**TO DO**
Among the records that follow, count the lines with the string "desc"; report only that count.

**STORED RECORDS**
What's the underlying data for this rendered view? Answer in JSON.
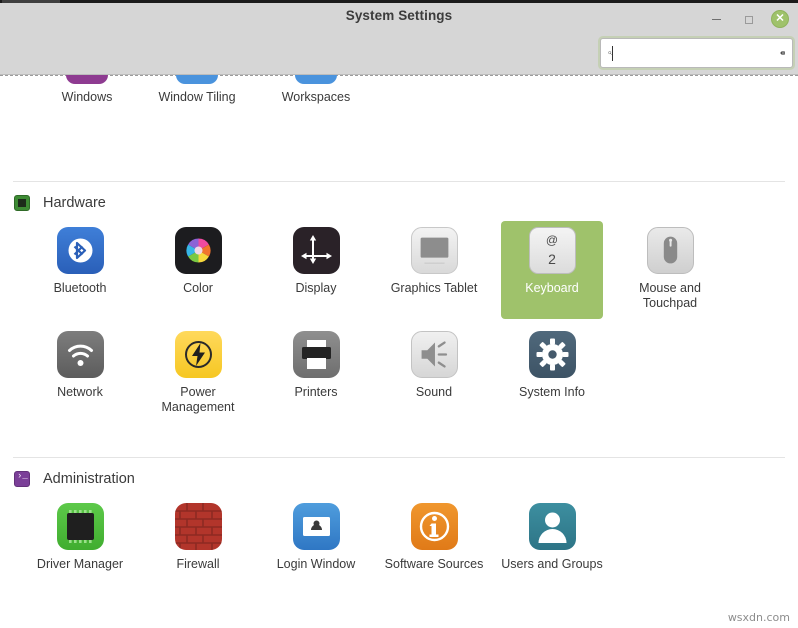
{
  "window": {
    "title": "System Settings",
    "controls": {
      "minimize": "–",
      "maximize": "❐",
      "close": "✕"
    }
  },
  "search": {
    "value": "",
    "placeholder": "",
    "search_icon": "search-icon",
    "clear_icon": "clear-entry-icon"
  },
  "clipped_row": {
    "items": [
      {
        "label": "Windows",
        "icon": "windows-icon"
      },
      {
        "label": "Window Tiling",
        "icon": "window-tiling-icon"
      },
      {
        "label": "Workspaces",
        "icon": "workspaces-icon"
      }
    ]
  },
  "sections": [
    {
      "id": "hardware",
      "title": "Hardware",
      "icon": "chip-icon",
      "items": [
        {
          "label": "Bluetooth",
          "icon": "bluetooth-icon",
          "selected": false
        },
        {
          "label": "Color",
          "icon": "color-icon",
          "selected": false
        },
        {
          "label": "Display",
          "icon": "display-icon",
          "selected": false
        },
        {
          "label": "Graphics Tablet",
          "icon": "graphics-tablet-icon",
          "selected": false
        },
        {
          "label": "Keyboard",
          "icon": "keyboard-icon",
          "selected": true
        },
        {
          "label": "Mouse and Touchpad",
          "icon": "mouse-icon",
          "selected": false
        },
        {
          "label": "Network",
          "icon": "network-icon",
          "selected": false
        },
        {
          "label": "Power Management",
          "icon": "power-icon",
          "selected": false
        },
        {
          "label": "Printers",
          "icon": "printer-icon",
          "selected": false
        },
        {
          "label": "Sound",
          "icon": "sound-icon",
          "selected": false
        },
        {
          "label": "System Info",
          "icon": "system-info-icon",
          "selected": false
        }
      ]
    },
    {
      "id": "administration",
      "title": "Administration",
      "icon": "terminal-icon",
      "items": [
        {
          "label": "Driver Manager",
          "icon": "driver-manager-icon",
          "selected": false
        },
        {
          "label": "Firewall",
          "icon": "firewall-icon",
          "selected": false
        },
        {
          "label": "Login Window",
          "icon": "login-window-icon",
          "selected": false
        },
        {
          "label": "Software Sources",
          "icon": "software-sources-icon",
          "selected": false
        },
        {
          "label": "Users and Groups",
          "icon": "users-groups-icon",
          "selected": false
        }
      ]
    }
  ],
  "keyboard_key": {
    "top": "@",
    "bottom": "2"
  },
  "watermark": "wsxdn.com",
  "colors": {
    "selection": "#9fc26b",
    "headerbar": "#d6d6d6",
    "text": "#3a3a3a"
  }
}
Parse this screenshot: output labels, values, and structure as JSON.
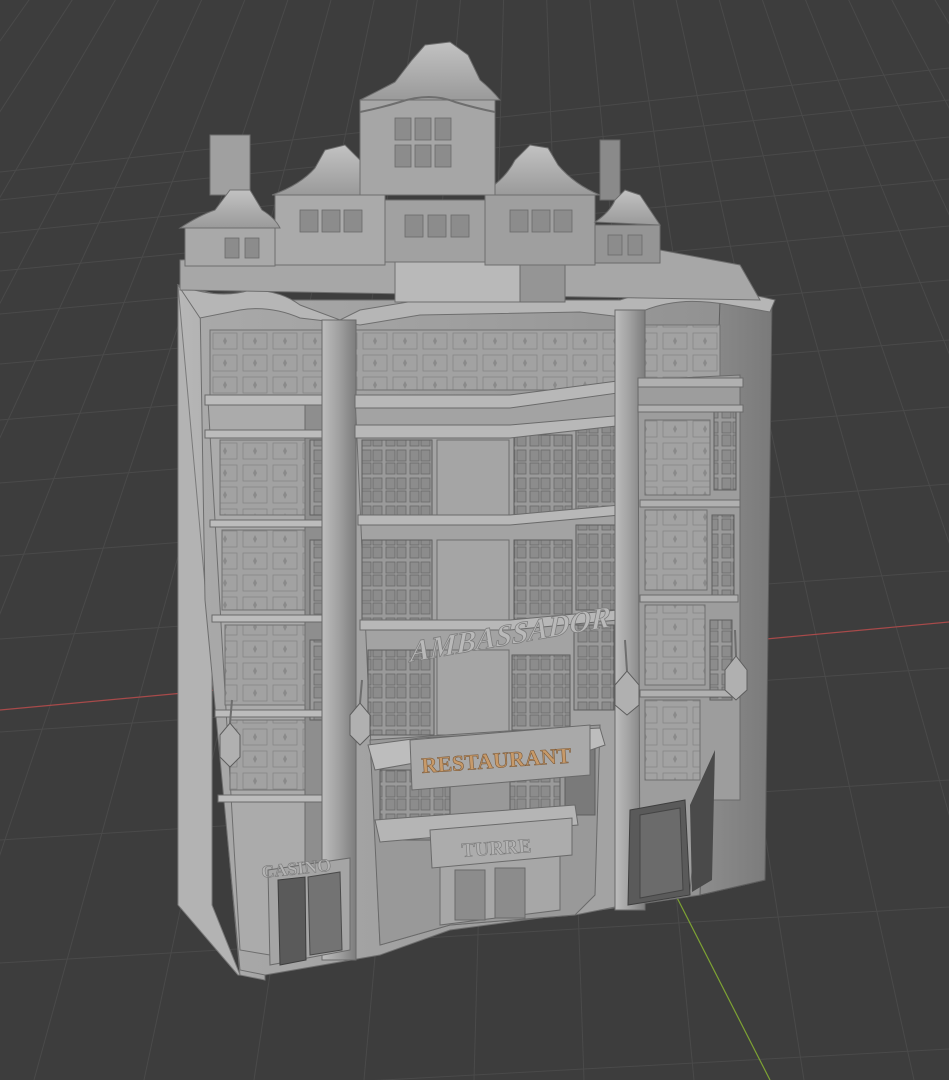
{
  "viewport": {
    "background": "#3d3d3d",
    "grid_color": "#4a4a4a",
    "x_axis_color": "#a84a4a",
    "y_axis_color": "#7da233"
  },
  "model": {
    "base_color": "#9e9e9e",
    "light_color": "#b4b4b4",
    "shadow_color": "#6f6f6f",
    "dark_color": "#4f4f4f",
    "signs": {
      "ambassador": "AMBASSADOR",
      "restaurant": "RESTAURANT",
      "casino": "CASINO",
      "turre": "TURRE"
    },
    "restaurant_sign_color": "#c79a6a"
  }
}
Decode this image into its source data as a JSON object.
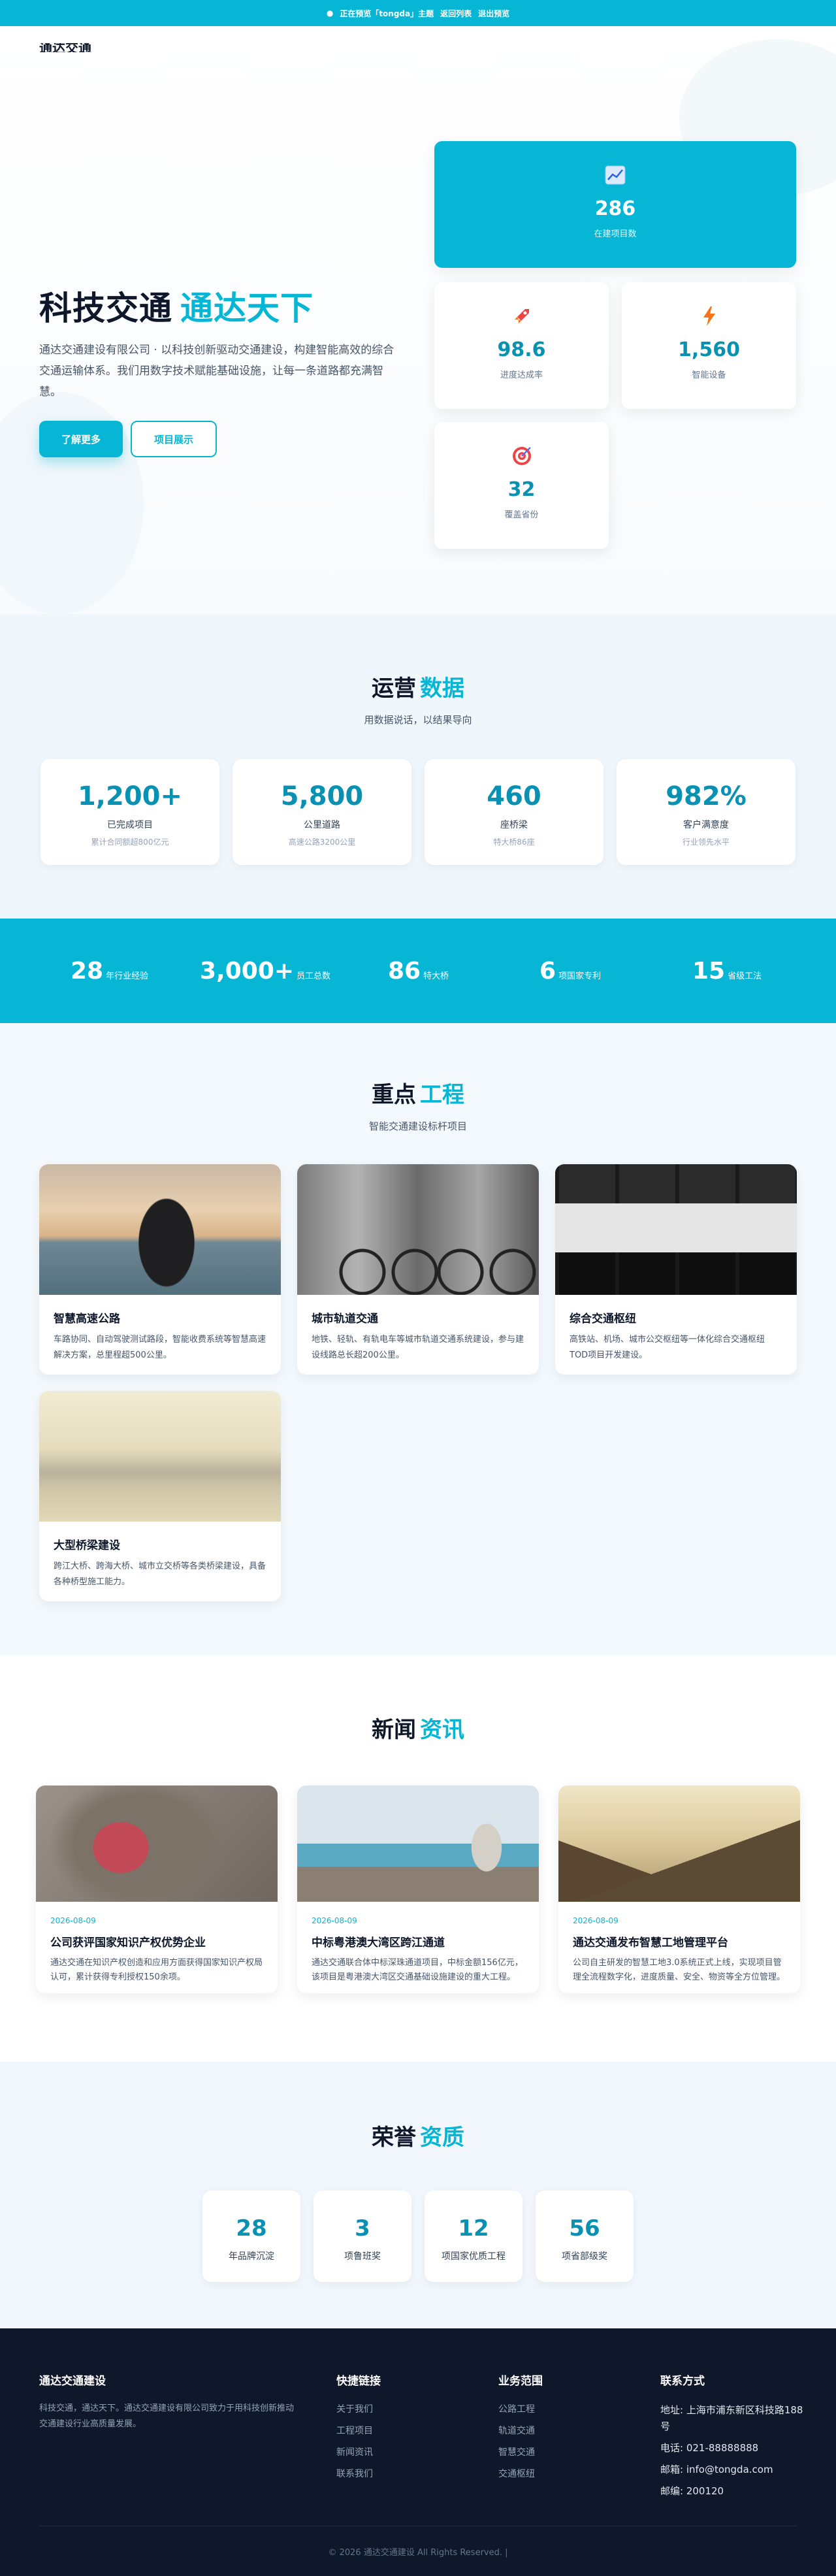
{
  "topbar": {
    "dot": "●",
    "notice": "正在预览「tongda」主题",
    "link1": "返回列表",
    "link2": "退出预览"
  },
  "header": {
    "logo_partial": "通达交通"
  },
  "hero": {
    "title_main": "科技交通",
    "title_accent": "通达天下",
    "desc": "通达交通建设有限公司 · 以科技创新驱动交通建设，构建智能高效的综合交通运输体系。我们用数字技术赋能基础设施，让每一条道路都充满智慧。",
    "btn_primary": "了解更多",
    "btn_secondary": "项目展示",
    "stats": [
      {
        "icon": "chart-icon",
        "num": "286",
        "label": "在建项目数"
      },
      {
        "icon": "rocket-icon",
        "num": "98.6",
        "label": "进度达成率"
      },
      {
        "icon": "bolt-icon",
        "num": "1,560",
        "label": "智能设备"
      },
      {
        "icon": "target-icon",
        "num": "32",
        "label": "覆盖省份"
      }
    ]
  },
  "ops": {
    "title_main": "运营",
    "title_accent": "数据",
    "subtitle": "用数据说话，以结果导向",
    "cards": [
      {
        "num": "1,200+",
        "title": "已完成项目",
        "sub": "累计合同额超800亿元"
      },
      {
        "num": "5,800",
        "title": "公里道路",
        "sub": "高速公路3200公里"
      },
      {
        "num": "460",
        "title": "座桥梁",
        "sub": "特大桥86座"
      },
      {
        "num": "982%",
        "title": "客户满意度",
        "sub": "行业领先水平"
      }
    ]
  },
  "band": [
    {
      "num": "28",
      "label": "年行业经验"
    },
    {
      "num": "3,000+",
      "label": "员工总数"
    },
    {
      "num": "86",
      "label": "特大桥"
    },
    {
      "num": "6",
      "label": "项国家专利"
    },
    {
      "num": "15",
      "label": "省级工法"
    }
  ],
  "projects": {
    "title_main": "重点",
    "title_accent": "工程",
    "subtitle": "智能交通建设标杆项目",
    "items": [
      {
        "title": "智慧高速公路",
        "desc": "车路协同、自动驾驶测试路段，智能收费系统等智慧高速解决方案，总里程超500公里。"
      },
      {
        "title": "城市轨道交通",
        "desc": "地铁、轻轨、有轨电车等城市轨道交通系统建设，参与建设线路总长超200公里。"
      },
      {
        "title": "综合交通枢纽",
        "desc": "高铁站、机场、城市公交枢纽等一体化综合交通枢纽TOD项目开发建设。"
      },
      {
        "title": "大型桥梁建设",
        "desc": "跨江大桥、跨海大桥、城市立交桥等各类桥梁建设，具备各种桥型施工能力。"
      }
    ]
  },
  "news": {
    "title_main": "新闻",
    "title_accent": "资讯",
    "items": [
      {
        "date": "2026-08-09",
        "title": "公司获评国家知识产权优势企业",
        "desc": "通达交通在知识产权创造和应用方面获得国家知识产权局认可，累计获得专利授权150余项。"
      },
      {
        "date": "2026-08-09",
        "title": "中标粤港澳大湾区跨江通道",
        "desc": "通达交通联合体中标深珠通道项目，中标金额156亿元，该项目是粤港澳大湾区交通基础设施建设的重大工程。"
      },
      {
        "date": "2026-08-09",
        "title": "通达交通发布智慧工地管理平台",
        "desc": "公司自主研发的智慧工地3.0系统正式上线，实现项目管理全流程数字化，进度质量、安全、物资等全方位管理。"
      }
    ]
  },
  "honors": {
    "title_main": "荣誉",
    "title_accent": "资质",
    "items": [
      {
        "num": "28",
        "label": "年品牌沉淀"
      },
      {
        "num": "3",
        "label": "项鲁班奖"
      },
      {
        "num": "12",
        "label": "项国家优质工程"
      },
      {
        "num": "56",
        "label": "项省部级奖"
      }
    ]
  },
  "footer": {
    "about_title": "通达交通建设",
    "about_text": "科技交通，通达天下。通达交通建设有限公司致力于用科技创新推动交通建设行业高质量发展。",
    "links_title": "快捷链接",
    "links": [
      "关于我们",
      "工程项目",
      "新闻资讯",
      "联系我们"
    ],
    "biz_title": "业务范围",
    "biz": [
      "公路工程",
      "轨道交通",
      "智慧交通",
      "交通枢纽"
    ],
    "contact_title": "联系方式",
    "contact": [
      "地址: 上海市浦东新区科技路188号",
      "电话: 021-88888888",
      "邮箱: info@tongda.com",
      "邮编: 200120"
    ],
    "copyright": "© 2026 通达交通建设 All Rights Reserved. |"
  }
}
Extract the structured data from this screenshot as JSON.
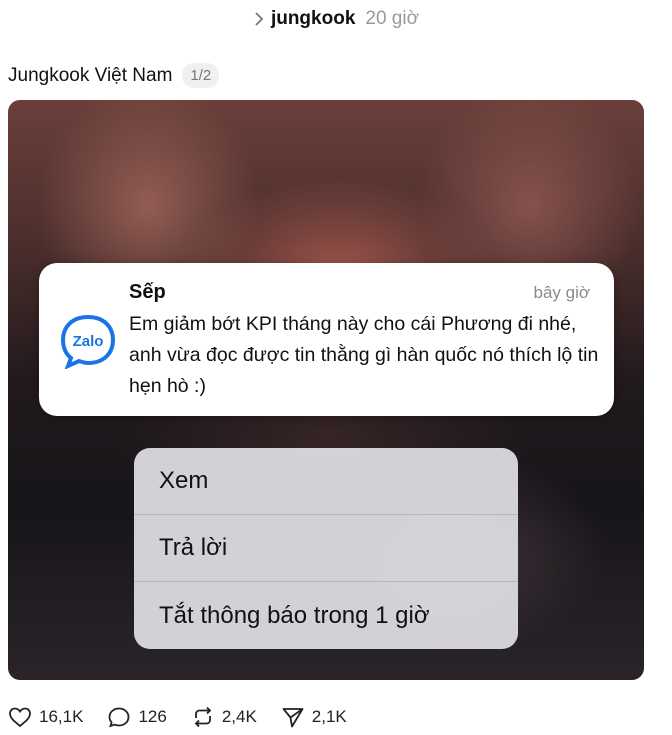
{
  "header": {
    "chevron_icon": "chevron-right-icon",
    "author": "jungkook",
    "time": "20 giờ"
  },
  "post": {
    "caption": "Jungkook Việt Nam",
    "page_indicator": "1/2"
  },
  "notification": {
    "app_icon": "zalo-logo",
    "app_icon_text": "Zalo",
    "app_color": "#1a74e8",
    "sender": "Sếp",
    "time": "bây giờ",
    "message": "Em giảm bớt KPI tháng này cho cái Phương đi nhé, anh vừa đọc được tin thằng gì hàn quốc nó thích lộ tin hẹn hò :)"
  },
  "context_menu": {
    "items": [
      {
        "label": "Xem"
      },
      {
        "label": "Trả lời"
      },
      {
        "label": "Tắt thông báo trong 1 giờ"
      }
    ]
  },
  "actions": {
    "like": {
      "icon": "heart-icon",
      "count": "16,1K"
    },
    "comment": {
      "icon": "comment-icon",
      "count": "126"
    },
    "repost": {
      "icon": "repost-icon",
      "count": "2,4K"
    },
    "share": {
      "icon": "send-icon",
      "count": "2,1K"
    }
  }
}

**ANSWER TO THE TASK**
8